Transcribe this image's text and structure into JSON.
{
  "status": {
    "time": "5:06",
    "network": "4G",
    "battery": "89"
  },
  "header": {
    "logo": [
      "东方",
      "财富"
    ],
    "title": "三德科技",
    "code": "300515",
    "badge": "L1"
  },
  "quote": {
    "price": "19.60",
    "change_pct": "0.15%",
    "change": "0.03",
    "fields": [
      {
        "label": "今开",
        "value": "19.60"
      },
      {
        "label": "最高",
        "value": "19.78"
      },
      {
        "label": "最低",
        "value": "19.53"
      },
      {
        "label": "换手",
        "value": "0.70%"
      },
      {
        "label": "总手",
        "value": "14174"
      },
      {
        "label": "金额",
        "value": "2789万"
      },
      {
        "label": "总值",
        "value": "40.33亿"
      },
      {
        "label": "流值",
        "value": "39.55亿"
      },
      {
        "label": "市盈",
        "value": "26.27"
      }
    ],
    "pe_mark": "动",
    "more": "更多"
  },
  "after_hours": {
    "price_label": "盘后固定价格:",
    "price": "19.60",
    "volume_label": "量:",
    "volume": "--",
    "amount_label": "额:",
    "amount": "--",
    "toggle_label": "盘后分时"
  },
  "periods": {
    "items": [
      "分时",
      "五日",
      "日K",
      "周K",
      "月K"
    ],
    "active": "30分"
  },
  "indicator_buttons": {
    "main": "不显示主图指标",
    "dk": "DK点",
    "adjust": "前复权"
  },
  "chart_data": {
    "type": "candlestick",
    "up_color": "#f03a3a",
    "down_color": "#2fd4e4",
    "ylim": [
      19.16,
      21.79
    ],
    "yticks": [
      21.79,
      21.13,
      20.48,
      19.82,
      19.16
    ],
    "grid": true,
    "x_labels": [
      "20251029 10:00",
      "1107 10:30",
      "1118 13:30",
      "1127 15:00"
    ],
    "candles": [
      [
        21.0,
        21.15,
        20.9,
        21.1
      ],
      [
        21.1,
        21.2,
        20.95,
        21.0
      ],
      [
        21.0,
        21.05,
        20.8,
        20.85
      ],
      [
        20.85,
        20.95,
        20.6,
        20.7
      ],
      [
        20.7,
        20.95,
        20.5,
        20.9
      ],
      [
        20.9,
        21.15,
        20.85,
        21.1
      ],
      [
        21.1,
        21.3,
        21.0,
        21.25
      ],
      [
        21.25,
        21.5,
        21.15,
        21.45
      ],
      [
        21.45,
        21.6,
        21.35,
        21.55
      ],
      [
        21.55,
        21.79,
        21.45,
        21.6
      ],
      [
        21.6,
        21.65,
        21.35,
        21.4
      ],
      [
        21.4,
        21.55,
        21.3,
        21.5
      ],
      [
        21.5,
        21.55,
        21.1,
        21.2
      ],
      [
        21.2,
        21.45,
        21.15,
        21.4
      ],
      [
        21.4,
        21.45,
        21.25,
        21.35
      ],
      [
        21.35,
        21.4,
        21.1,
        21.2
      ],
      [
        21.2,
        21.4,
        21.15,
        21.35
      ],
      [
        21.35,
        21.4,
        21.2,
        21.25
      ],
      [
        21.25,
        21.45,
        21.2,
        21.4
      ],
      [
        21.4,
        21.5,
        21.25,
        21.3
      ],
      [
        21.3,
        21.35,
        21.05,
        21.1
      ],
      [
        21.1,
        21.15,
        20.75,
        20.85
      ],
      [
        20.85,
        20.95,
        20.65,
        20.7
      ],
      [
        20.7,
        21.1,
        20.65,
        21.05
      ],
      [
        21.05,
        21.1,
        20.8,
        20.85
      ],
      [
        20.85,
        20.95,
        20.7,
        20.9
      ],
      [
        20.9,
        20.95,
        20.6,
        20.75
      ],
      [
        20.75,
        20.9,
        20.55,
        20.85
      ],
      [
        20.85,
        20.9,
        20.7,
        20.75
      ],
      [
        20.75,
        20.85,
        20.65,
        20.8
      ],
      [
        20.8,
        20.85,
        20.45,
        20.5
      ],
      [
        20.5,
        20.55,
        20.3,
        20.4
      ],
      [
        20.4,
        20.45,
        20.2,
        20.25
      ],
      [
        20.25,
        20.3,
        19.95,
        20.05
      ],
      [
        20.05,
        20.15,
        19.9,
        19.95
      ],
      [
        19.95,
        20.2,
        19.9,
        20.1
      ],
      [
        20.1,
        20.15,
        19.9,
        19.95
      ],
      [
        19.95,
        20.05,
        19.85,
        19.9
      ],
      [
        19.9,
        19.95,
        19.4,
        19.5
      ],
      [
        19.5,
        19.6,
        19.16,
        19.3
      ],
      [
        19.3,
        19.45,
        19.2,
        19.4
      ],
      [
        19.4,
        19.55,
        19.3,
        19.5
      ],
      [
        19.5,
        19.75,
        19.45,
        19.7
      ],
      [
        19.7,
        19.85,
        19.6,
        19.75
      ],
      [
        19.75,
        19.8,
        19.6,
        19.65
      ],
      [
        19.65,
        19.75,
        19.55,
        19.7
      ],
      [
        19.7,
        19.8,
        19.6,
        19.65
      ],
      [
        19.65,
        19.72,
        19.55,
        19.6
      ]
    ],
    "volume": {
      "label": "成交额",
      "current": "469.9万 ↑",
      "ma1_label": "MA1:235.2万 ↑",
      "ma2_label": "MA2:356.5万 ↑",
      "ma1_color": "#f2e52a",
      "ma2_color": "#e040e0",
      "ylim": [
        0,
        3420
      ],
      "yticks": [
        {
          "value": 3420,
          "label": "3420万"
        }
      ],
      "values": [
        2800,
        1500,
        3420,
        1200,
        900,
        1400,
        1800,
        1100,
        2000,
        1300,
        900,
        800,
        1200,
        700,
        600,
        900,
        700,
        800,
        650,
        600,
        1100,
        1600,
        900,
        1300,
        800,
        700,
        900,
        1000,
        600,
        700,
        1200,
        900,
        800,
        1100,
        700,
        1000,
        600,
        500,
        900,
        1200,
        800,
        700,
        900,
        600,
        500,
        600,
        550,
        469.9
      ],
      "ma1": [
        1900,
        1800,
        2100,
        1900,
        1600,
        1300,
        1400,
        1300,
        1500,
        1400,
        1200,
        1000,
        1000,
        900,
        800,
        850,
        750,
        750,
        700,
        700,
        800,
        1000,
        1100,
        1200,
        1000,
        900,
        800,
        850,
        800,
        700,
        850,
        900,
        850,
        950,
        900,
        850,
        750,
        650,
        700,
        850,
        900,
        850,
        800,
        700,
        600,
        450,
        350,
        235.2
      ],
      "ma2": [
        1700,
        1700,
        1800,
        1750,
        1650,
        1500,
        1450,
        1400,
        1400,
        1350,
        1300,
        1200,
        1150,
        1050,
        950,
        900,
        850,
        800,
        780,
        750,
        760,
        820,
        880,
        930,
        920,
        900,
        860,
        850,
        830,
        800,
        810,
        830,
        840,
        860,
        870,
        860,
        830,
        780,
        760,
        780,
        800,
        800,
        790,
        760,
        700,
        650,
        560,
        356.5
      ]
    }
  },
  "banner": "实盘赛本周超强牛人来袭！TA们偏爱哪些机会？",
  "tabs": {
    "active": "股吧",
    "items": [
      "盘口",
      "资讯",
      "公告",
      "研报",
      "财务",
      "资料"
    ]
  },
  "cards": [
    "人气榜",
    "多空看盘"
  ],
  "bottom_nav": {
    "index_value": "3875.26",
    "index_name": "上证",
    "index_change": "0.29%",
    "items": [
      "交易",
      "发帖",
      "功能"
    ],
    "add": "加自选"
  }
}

========================================================================

Instructions for the task
Output each record precisely as given.

Solution to the problem
Transcribe this image's text and structure into JSON.
{
  "status": {
    "time": "5:06",
    "network": "4G",
    "battery": "89"
  },
  "header": {
    "logo": [
      "东方",
      "财富"
    ],
    "title": "三德科技",
    "code": "300515",
    "badge": "L1"
  },
  "quote": {
    "price": "19.60",
    "change_pct": "0.15%",
    "change": "0.03",
    "fields": [
      {
        "label": "今开",
        "value": "19.60"
      },
      {
        "label": "最高",
        "value": "19.78"
      },
      {
        "label": "最低",
        "value": "19.53"
      },
      {
        "label": "换手",
        "value": "0.70%"
      },
      {
        "label": "总手",
        "value": "14174"
      },
      {
        "label": "金额",
        "value": "2789万"
      },
      {
        "label": "总值",
        "value": "40.33亿"
      },
      {
        "label": "流值",
        "value": "39.55亿"
      },
      {
        "label": "市盈",
        "value": "26.27"
      }
    ],
    "pe_mark": "动",
    "more": "更多"
  },
  "after_hours": {
    "price_label": "盘后固定价格:",
    "price": "19.60",
    "volume_label": "量:",
    "volume": "--",
    "amount_label": "额:",
    "amount": "--",
    "toggle_label": "盘后分时"
  },
  "periods": {
    "items": [
      "分时",
      "五日",
      "日K",
      "周K",
      "月K"
    ],
    "active": "30分"
  },
  "indicator_buttons": {
    "main": "不显示主图指标",
    "dk": "DK点",
    "adjust": "前复权"
  },
  "chart_data": {
    "type": "candlestick",
    "up_color": "#f03a3a",
    "down_color": "#2fd4e4",
    "ylim": [
      19.16,
      21.79
    ],
    "yticks": [
      21.79,
      21.13,
      20.48,
      19.82,
      19.16
    ],
    "grid": true,
    "x_labels": [
      "20251029 10:00",
      "1107 10:30",
      "1118 13:30",
      "1127 15:00"
    ],
    "candles": [
      [
        21.0,
        21.15,
        20.9,
        21.1
      ],
      [
        21.1,
        21.2,
        20.95,
        21.0
      ],
      [
        21.0,
        21.05,
        20.8,
        20.85
      ],
      [
        20.85,
        20.95,
        20.6,
        20.7
      ],
      [
        20.7,
        20.95,
        20.5,
        20.9
      ],
      [
        20.9,
        21.15,
        20.85,
        21.1
      ],
      [
        21.1,
        21.3,
        21.0,
        21.25
      ],
      [
        21.25,
        21.5,
        21.15,
        21.45
      ],
      [
        21.45,
        21.6,
        21.35,
        21.55
      ],
      [
        21.55,
        21.79,
        21.45,
        21.6
      ],
      [
        21.6,
        21.65,
        21.35,
        21.4
      ],
      [
        21.4,
        21.55,
        21.3,
        21.5
      ],
      [
        21.5,
        21.55,
        21.1,
        21.2
      ],
      [
        21.2,
        21.45,
        21.15,
        21.4
      ],
      [
        21.4,
        21.45,
        21.25,
        21.35
      ],
      [
        21.35,
        21.4,
        21.1,
        21.2
      ],
      [
        21.2,
        21.4,
        21.15,
        21.35
      ],
      [
        21.35,
        21.4,
        21.2,
        21.25
      ],
      [
        21.25,
        21.45,
        21.2,
        21.4
      ],
      [
        21.4,
        21.5,
        21.25,
        21.3
      ],
      [
        21.3,
        21.35,
        21.05,
        21.1
      ],
      [
        21.1,
        21.15,
        20.75,
        20.85
      ],
      [
        20.85,
        20.95,
        20.65,
        20.7
      ],
      [
        20.7,
        21.1,
        20.65,
        21.05
      ],
      [
        21.05,
        21.1,
        20.8,
        20.85
      ],
      [
        20.85,
        20.95,
        20.7,
        20.9
      ],
      [
        20.9,
        20.95,
        20.6,
        20.75
      ],
      [
        20.75,
        20.9,
        20.55,
        20.85
      ],
      [
        20.85,
        20.9,
        20.7,
        20.75
      ],
      [
        20.75,
        20.85,
        20.65,
        20.8
      ],
      [
        20.8,
        20.85,
        20.45,
        20.5
      ],
      [
        20.5,
        20.55,
        20.3,
        20.4
      ],
      [
        20.4,
        20.45,
        20.2,
        20.25
      ],
      [
        20.25,
        20.3,
        19.95,
        20.05
      ],
      [
        20.05,
        20.15,
        19.9,
        19.95
      ],
      [
        19.95,
        20.2,
        19.9,
        20.1
      ],
      [
        20.1,
        20.15,
        19.9,
        19.95
      ],
      [
        19.95,
        20.05,
        19.85,
        19.9
      ],
      [
        19.9,
        19.95,
        19.4,
        19.5
      ],
      [
        19.5,
        19.6,
        19.16,
        19.3
      ],
      [
        19.3,
        19.45,
        19.2,
        19.4
      ],
      [
        19.4,
        19.55,
        19.3,
        19.5
      ],
      [
        19.5,
        19.75,
        19.45,
        19.7
      ],
      [
        19.7,
        19.85,
        19.6,
        19.75
      ],
      [
        19.75,
        19.8,
        19.6,
        19.65
      ],
      [
        19.65,
        19.75,
        19.55,
        19.7
      ],
      [
        19.7,
        19.8,
        19.6,
        19.65
      ],
      [
        19.65,
        19.72,
        19.55,
        19.6
      ]
    ],
    "volume": {
      "label": "成交额",
      "current": "469.9万 ↑",
      "ma1_label": "MA1:235.2万 ↑",
      "ma2_label": "MA2:356.5万 ↑",
      "ma1_color": "#f2e52a",
      "ma2_color": "#e040e0",
      "ylim": [
        0,
        3420
      ],
      "yticks": [
        {
          "value": 3420,
          "label": "3420万"
        }
      ],
      "values": [
        2800,
        1500,
        3420,
        1200,
        900,
        1400,
        1800,
        1100,
        2000,
        1300,
        900,
        800,
        1200,
        700,
        600,
        900,
        700,
        800,
        650,
        600,
        1100,
        1600,
        900,
        1300,
        800,
        700,
        900,
        1000,
        600,
        700,
        1200,
        900,
        800,
        1100,
        700,
        1000,
        600,
        500,
        900,
        1200,
        800,
        700,
        900,
        600,
        500,
        600,
        550,
        469.9
      ],
      "ma1": [
        1900,
        1800,
        2100,
        1900,
        1600,
        1300,
        1400,
        1300,
        1500,
        1400,
        1200,
        1000,
        1000,
        900,
        800,
        850,
        750,
        750,
        700,
        700,
        800,
        1000,
        1100,
        1200,
        1000,
        900,
        800,
        850,
        800,
        700,
        850,
        900,
        850,
        950,
        900,
        850,
        750,
        650,
        700,
        850,
        900,
        850,
        800,
        700,
        600,
        450,
        350,
        235.2
      ],
      "ma2": [
        1700,
        1700,
        1800,
        1750,
        1650,
        1500,
        1450,
        1400,
        1400,
        1350,
        1300,
        1200,
        1150,
        1050,
        950,
        900,
        850,
        800,
        780,
        750,
        760,
        820,
        880,
        930,
        920,
        900,
        860,
        850,
        830,
        800,
        810,
        830,
        840,
        860,
        870,
        860,
        830,
        780,
        760,
        780,
        800,
        800,
        790,
        760,
        700,
        650,
        560,
        356.5
      ]
    }
  },
  "banner": "实盘赛本周超强牛人来袭！TA们偏爱哪些机会？",
  "tabs": {
    "active": "股吧",
    "items": [
      "盘口",
      "资讯",
      "公告",
      "研报",
      "财务",
      "资料"
    ]
  },
  "cards": [
    "人气榜",
    "多空看盘"
  ],
  "bottom_nav": {
    "index_value": "3875.26",
    "index_name": "上证",
    "index_change": "0.29%",
    "items": [
      "交易",
      "发帖",
      "功能"
    ],
    "add": "加自选"
  }
}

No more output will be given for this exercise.